%%

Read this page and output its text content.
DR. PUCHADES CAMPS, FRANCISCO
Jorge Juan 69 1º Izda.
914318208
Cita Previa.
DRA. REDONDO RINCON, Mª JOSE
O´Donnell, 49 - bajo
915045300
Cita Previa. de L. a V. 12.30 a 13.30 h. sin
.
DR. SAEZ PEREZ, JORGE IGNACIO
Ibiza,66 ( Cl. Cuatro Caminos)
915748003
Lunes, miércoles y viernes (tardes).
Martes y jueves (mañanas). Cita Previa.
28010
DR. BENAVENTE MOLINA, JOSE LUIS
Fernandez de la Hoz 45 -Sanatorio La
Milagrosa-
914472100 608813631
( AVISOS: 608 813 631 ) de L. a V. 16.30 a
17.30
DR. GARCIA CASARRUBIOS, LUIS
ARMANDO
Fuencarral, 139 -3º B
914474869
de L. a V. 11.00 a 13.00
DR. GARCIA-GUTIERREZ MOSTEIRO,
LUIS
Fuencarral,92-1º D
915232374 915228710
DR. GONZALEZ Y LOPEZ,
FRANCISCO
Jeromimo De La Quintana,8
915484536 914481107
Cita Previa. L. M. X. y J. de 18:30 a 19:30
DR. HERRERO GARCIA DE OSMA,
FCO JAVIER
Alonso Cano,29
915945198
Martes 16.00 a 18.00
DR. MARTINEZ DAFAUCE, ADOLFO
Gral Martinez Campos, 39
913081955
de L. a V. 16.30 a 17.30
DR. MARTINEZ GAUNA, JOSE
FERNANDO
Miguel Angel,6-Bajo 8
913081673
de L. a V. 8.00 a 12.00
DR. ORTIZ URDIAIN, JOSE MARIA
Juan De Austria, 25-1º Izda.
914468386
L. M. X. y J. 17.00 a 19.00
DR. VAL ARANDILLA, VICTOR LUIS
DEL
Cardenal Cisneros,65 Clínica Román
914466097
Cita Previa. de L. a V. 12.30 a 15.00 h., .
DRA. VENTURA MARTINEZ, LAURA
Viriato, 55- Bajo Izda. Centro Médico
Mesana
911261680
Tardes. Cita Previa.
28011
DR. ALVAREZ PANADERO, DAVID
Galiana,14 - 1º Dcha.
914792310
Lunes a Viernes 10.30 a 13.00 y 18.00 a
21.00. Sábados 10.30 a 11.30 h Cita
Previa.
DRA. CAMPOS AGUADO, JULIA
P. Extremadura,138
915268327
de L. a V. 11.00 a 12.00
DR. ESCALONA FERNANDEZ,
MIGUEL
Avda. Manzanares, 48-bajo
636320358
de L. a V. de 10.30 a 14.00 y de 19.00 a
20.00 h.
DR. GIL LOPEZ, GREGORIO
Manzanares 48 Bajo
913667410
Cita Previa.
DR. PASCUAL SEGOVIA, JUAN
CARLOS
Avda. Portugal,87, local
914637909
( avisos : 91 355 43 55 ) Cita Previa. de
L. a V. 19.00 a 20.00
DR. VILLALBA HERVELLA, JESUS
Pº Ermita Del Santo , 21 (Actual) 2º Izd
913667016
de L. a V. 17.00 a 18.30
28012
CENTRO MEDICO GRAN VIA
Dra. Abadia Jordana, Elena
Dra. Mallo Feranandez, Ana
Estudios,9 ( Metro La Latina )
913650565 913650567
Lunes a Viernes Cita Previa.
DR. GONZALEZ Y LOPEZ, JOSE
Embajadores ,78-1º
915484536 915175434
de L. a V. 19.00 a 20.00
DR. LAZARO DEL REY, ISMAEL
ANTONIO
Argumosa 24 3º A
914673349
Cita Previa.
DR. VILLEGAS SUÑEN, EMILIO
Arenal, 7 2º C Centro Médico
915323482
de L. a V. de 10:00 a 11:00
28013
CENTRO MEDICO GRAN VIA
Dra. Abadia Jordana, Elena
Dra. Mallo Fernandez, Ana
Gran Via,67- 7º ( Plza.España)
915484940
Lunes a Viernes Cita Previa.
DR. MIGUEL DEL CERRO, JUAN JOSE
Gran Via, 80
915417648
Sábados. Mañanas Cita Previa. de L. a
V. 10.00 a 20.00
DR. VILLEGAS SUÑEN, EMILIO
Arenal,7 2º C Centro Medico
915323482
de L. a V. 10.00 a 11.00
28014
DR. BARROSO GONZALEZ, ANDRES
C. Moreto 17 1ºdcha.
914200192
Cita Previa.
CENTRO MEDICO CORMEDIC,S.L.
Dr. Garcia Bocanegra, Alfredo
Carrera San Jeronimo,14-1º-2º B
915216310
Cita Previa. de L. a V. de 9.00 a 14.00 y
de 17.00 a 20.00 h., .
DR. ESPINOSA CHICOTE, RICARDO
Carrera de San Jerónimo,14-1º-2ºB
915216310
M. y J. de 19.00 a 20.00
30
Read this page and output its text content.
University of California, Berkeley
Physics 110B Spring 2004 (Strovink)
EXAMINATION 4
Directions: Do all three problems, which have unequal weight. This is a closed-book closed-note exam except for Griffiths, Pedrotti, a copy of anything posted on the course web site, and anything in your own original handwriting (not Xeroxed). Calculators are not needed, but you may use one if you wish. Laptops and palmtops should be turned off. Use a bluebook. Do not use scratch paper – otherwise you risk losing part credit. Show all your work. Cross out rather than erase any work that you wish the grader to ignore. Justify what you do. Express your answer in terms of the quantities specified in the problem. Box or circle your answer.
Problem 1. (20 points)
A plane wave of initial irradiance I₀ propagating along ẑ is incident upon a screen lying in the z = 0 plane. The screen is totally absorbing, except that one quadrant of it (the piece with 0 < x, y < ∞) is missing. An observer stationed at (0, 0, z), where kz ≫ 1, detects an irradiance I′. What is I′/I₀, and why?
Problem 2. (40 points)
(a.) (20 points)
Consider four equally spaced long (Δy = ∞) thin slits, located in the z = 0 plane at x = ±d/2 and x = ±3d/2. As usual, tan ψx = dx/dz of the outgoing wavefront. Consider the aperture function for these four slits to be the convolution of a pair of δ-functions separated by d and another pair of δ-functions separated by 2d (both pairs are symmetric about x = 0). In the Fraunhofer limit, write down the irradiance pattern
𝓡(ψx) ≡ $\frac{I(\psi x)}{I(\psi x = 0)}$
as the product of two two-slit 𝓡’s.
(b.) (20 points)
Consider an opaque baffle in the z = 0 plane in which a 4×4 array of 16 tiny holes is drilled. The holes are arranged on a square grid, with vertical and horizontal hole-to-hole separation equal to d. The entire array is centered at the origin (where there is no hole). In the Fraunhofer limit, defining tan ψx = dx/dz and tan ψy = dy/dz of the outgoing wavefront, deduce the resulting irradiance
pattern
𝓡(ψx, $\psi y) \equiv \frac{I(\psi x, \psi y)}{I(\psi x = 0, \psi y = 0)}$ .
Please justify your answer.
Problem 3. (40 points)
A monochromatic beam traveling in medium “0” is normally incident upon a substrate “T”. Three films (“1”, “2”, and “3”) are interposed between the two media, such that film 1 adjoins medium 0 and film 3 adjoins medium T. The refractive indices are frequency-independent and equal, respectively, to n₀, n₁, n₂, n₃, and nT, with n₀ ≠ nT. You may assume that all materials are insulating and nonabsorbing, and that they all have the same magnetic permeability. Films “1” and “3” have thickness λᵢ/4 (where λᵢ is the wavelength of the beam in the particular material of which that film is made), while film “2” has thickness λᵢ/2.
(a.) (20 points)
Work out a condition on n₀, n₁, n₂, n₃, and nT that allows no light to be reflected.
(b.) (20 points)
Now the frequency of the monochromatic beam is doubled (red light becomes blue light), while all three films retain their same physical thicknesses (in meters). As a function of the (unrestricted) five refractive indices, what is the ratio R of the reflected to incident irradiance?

%%

▸ OBJECTIVE
Hand back the material above in full, exactly as written.

▸ EXERCISE RESULT
Read this page and output its text content.
DR. PUCHADES CAMPS, FRANCISCO
Jorge Juan 69 1º Izda.
914318208
Cita Previa.
DRA. REDONDO RINCON, Mª JOSE
O´Donnell, 49 - bajo
915045300
Cita Previa. de L. a V. 12.30 a 13.30 h. sin
.
DR. SAEZ PEREZ, JORGE IGNACIO
Ibiza,66 ( Cl. Cuatro Caminos)
915748003
Lunes, miércoles y viernes (tardes).
Martes y jueves (mañanas). Cita Previa.
28010
DR. BENAVENTE MOLINA, JOSE LUIS
Fernandez de la Hoz 45 -Sanatorio La
Milagrosa-
914472100 608813631
( AVISOS: 608 813 631 ) de L. a V. 16.30 a
17.30
DR. GARCIA CASARRUBIOS, LUIS
ARMANDO
Fuencarral, 139 -3º B
914474869
de L. a V. 11.00 a 13.00
DR. GARCIA-GUTIERREZ MOSTEIRO,
LUIS
Fuencarral,92-1º D
915232374 915228710
DR. GONZALEZ Y LOPEZ,
FRANCISCO
Jeromimo De La Quintana,8
915484536 914481107
Cita Previa. L. M. X. y J. de 18:30 a 19:30
DR. HERRERO GARCIA DE OSMA,
FCO JAVIER
Alonso Cano,29
915945198
Martes 16.00 a 18.00
DR. MARTINEZ DAFAUCE, ADOLFO
Gral Martinez Campos, 39
913081955
de L. a V. 16.30 a 17.30
DR. MARTINEZ GAUNA, JOSE
FERNANDO
Miguel Angel,6-Bajo 8
913081673
de L. a V. 8.00 a 12.00
DR. ORTIZ URDIAIN, JOSE MARIA
Juan De Austria, 25-1º Izda.
914468386
L. M. X. y J. 17.00 a 19.00
DR. VAL ARANDILLA, VICTOR LUIS
DEL
Cardenal Cisneros,65 Clínica Román
914466097
Cita Previa. de L. a V. 12.30 a 15.00 h., .
DRA. VENTURA MARTINEZ, LAURA
Viriato, 55- Bajo Izda. Centro Médico
Mesana
911261680
Tardes. Cita Previa.
28011
DR. ALVAREZ PANADERO, DAVID
Galiana,14 - 1º Dcha.
914792310
Lunes a Viernes 10.30 a 13.00 y 18.00 a
21.00. Sábados 10.30 a 11.30 h Cita
Previa.
DRA. CAMPOS AGUADO, JULIA
P. Extremadura,138
915268327
de L. a V. 11.00 a 12.00
DR. ESCALONA FERNANDEZ,
MIGUEL
Avda. Manzanares, 48-bajo
636320358
de L. a V. de 10.30 a 14.00 y de 19.00 a
20.00 h.
DR. GIL LOPEZ, GREGORIO
Manzanares 48 Bajo
913667410
Cita Previa.
DR. PASCUAL SEGOVIA, JUAN
CARLOS
Avda. Portugal,87, local
914637909
( avisos : 91 355 43 55 ) Cita Previa. de
L. a V. 19.00 a 20.00
DR. VILLALBA HERVELLA, JESUS
Pº Ermita Del Santo , 21 (Actual) 2º Izd
913667016
de L. a V. 17.00 a 18.30
28012
CENTRO MEDICO GRAN VIA
Dra. Abadia Jordana, Elena
Dra. Mallo Feranandez, Ana
Estudios,9 ( Metro La Latina )
913650565 913650567
Lunes a Viernes Cita Previa.
DR. GONZALEZ Y LOPEZ, JOSE
Embajadores ,78-1º
915484536 915175434
de L. a V. 19.00 a 20.00
DR. LAZARO DEL REY, ISMAEL
ANTONIO
Argumosa 24 3º A
914673349
Cita Previa.
DR. VILLEGAS SUÑEN, EMILIO
Arenal, 7 2º C Centro Médico
915323482
de L. a V. de 10:00 a 11:00
28013
CENTRO MEDICO GRAN VIA
Dra. Abadia Jordana, Elena
Dra. Mallo Fernandez, Ana
Gran Via,67- 7º ( Plza.España)
915484940
Lunes a Viernes Cita Previa.
DR. MIGUEL DEL CERRO, JUAN JOSE
Gran Via, 80
915417648
Sábados. Mañanas Cita Previa. de L. a
V. 10.00 a 20.00
DR. VILLEGAS SUÑEN, EMILIO
Arenal,7 2º C Centro Medico
915323482
de L. a V. 10.00 a 11.00
28014
DR. BARROSO GONZALEZ, ANDRES
C. Moreto 17 1ºdcha.
914200192
Cita Previa.
CENTRO MEDICO CORMEDIC,S.L.
Dr. Garcia Bocanegra, Alfredo
Carrera San Jeronimo,14-1º-2º B
915216310
Cita Previa. de L. a V. de 9.00 a 14.00 y
de 17.00 a 20.00 h., .
DR. ESPINOSA CHICOTE, RICARDO
Carrera de San Jerónimo,14-1º-2ºB
915216310
M. y J. de 19.00 a 20.00
30
Read this page and output its text content.
University of California, Berkeley
Physics 110B Spring 2004 (Strovink)
EXAMINATION 4
Directions: Do all three problems, which have unequal weight. This is a closed-book closed-note exam except for Griffiths, Pedrotti, a copy of anything posted on the course web site, and anything in your own original handwriting (not Xeroxed). Calculators are not needed, but you may use one if you wish. Laptops and palmtops should be turned off. Use a bluebook. Do not use scratch paper – otherwise you risk losing part credit. Show all your work. Cross out rather than erase any work that you wish the grader to ignore. Justify what you do. Express your answer in terms of the quantities specified in the problem. Box or circle your answer.
Problem 1. (20 points)
A plane wave of initial irradiance I₀ propagating along ẑ is incident upon a screen lying in the z = 0 plane. The screen is totally absorbing, except that one quadrant of it (the piece with 0 < x, y < ∞) is missing. An observer stationed at (0, 0, z), where kz ≫ 1, detects an irradiance I′. What is I′/I₀, and why?
Problem 2. (40 points)
(a.) (20 points)
Consider four equally spaced long (Δy = ∞) thin slits, located in the z = 0 plane at x = ±d/2 and x = ±3d/2. As usual, tan ψx = dx/dz of the outgoing wavefront. Consider the aperture function for these four slits to be the convolution of a pair of δ-functions separated by d and another pair of δ-functions separated by 2d (both pairs are symmetric about x = 0). In the Fraunhofer limit, write down the irradiance pattern
𝓡(ψx) ≡ $\frac{I(\psi x)}{I(\psi x = 0)}$
as the product of two two-slit 𝓡’s.
(b.) (20 points)
Consider an opaque baffle in the z = 0 plane in which a 4×4 array of 16 tiny holes is drilled. The holes are arranged on a square grid, with vertical and horizontal hole-to-hole separation equal to d. The entire array is centered at the origin (where there is no hole). In the Fraunhofer limit, defining tan ψx = dx/dz and tan ψy = dy/dz of the outgoing wavefront, deduce the resulting irradiance
pattern
𝓡(ψx, $\psi y) \equiv \frac{I(\psi x, \psi y)}{I(\psi x = 0, \psi y = 0)}$ .
Please justify your answer.
Problem 3. (40 points)
A monochromatic beam traveling in medium “0” is normally incident upon a substrate “T”. Three films (“1”, “2”, and “3”) are interposed between the two media, such that film 1 adjoins medium 0 and film 3 adjoins medium T. The refractive indices are frequency-independent and equal, respectively, to n₀, n₁, n₂, n₃, and nT, with n₀ ≠ nT. You may assume that all materials are insulating and nonabsorbing, and that they all have the same magnetic permeability. Films “1” and “3” have thickness λᵢ/4 (where λᵢ is the wavelength of the beam in the particular material of which that film is made), while film “2” has thickness λᵢ/2.
(a.) (20 points)
Work out a condition on n₀, n₁, n₂, n₃, and nT that allows no light to be reflected.
(b.) (20 points)
Now the frequency of the monochromatic beam is doubled (red light becomes blue light), while all three films retain their same physical thicknesses (in meters). As a function of the (unrestricted) five refractive indices, what is the ratio R of the reflected to incident irradiance?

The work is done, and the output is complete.